### The problem
Copy out each line containing "marker" from the entries below.

Data listing
★ ★ ★ ★ ★ ★ ★
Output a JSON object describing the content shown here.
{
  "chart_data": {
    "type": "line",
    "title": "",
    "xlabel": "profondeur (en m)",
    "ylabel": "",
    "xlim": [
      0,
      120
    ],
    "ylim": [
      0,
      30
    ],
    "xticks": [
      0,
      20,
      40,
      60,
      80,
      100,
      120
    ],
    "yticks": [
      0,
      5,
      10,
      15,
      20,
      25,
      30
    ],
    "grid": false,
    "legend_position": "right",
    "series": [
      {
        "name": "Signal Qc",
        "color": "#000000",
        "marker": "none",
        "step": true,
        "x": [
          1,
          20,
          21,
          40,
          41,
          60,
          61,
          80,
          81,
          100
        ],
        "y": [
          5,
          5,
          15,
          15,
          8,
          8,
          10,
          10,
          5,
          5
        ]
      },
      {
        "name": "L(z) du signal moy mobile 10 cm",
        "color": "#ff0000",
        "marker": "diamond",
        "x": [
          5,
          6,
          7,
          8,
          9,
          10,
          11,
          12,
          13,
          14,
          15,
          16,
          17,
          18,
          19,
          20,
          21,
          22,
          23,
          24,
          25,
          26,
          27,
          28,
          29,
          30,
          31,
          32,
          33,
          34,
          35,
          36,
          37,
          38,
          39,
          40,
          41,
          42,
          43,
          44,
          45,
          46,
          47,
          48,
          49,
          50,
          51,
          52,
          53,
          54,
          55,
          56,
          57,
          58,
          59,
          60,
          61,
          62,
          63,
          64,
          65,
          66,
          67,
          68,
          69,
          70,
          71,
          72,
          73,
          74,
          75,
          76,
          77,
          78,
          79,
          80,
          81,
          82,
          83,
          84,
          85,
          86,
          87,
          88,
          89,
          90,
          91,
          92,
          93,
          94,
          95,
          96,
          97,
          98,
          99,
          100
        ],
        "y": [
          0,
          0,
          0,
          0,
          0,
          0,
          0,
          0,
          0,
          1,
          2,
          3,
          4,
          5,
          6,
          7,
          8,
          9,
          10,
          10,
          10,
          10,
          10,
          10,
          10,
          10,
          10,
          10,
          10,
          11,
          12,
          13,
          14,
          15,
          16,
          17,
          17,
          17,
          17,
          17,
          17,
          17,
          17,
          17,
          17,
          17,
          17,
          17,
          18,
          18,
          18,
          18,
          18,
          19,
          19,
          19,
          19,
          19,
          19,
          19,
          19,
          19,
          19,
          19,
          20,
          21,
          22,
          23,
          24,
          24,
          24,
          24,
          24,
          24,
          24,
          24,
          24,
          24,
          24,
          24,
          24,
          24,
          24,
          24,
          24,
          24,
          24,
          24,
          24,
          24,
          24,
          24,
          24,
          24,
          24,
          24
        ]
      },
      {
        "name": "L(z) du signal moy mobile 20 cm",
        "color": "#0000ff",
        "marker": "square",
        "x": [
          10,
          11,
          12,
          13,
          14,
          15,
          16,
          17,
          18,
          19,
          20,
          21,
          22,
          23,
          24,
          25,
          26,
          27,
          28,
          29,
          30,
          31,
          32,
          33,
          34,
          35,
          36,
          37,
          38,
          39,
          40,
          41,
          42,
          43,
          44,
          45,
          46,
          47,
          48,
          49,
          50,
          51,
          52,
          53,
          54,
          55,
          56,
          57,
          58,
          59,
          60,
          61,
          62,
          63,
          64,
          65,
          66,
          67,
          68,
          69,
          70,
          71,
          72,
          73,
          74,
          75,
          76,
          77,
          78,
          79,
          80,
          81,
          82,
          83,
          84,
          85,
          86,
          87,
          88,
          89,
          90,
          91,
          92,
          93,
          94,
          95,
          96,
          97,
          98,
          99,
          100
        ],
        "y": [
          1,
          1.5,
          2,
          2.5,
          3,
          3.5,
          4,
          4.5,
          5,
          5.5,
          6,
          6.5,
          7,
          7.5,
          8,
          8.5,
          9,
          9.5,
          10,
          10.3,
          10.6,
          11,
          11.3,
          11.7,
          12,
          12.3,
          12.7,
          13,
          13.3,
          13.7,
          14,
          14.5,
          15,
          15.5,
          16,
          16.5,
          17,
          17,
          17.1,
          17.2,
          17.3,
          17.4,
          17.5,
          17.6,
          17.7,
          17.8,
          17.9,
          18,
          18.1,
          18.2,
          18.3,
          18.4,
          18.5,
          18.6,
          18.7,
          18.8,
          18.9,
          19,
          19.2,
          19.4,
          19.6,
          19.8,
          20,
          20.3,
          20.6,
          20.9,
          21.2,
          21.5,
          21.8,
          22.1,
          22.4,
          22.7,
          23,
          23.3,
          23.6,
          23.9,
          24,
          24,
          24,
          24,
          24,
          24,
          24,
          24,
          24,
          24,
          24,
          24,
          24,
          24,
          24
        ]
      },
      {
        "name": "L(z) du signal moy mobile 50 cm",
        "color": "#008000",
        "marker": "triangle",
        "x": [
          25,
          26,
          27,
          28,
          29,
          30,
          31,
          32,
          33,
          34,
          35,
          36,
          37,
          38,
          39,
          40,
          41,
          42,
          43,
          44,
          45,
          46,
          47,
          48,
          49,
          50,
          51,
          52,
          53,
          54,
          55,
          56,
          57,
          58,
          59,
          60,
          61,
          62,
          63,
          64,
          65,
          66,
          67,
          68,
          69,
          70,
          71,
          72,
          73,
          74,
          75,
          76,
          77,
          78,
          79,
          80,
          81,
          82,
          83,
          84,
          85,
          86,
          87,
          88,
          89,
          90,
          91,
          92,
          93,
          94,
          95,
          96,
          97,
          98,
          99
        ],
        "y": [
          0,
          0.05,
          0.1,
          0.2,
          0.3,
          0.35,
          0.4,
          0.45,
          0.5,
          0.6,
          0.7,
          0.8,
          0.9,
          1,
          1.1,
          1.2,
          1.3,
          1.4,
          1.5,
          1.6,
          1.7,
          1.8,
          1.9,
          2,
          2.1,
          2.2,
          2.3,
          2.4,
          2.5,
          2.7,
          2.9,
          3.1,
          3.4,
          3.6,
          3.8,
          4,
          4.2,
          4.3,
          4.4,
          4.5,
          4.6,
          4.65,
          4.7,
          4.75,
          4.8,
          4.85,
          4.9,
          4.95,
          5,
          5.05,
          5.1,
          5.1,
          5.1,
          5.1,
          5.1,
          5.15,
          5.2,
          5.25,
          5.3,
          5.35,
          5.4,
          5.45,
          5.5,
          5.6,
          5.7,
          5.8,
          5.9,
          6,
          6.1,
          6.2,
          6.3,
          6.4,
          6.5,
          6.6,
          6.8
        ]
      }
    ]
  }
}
★ ★ ★ ★ ★ ★ ★
### Final result
        "marker": "none",
        "marker": "diamond",
        "marker": "square",
        "marker": "triangle",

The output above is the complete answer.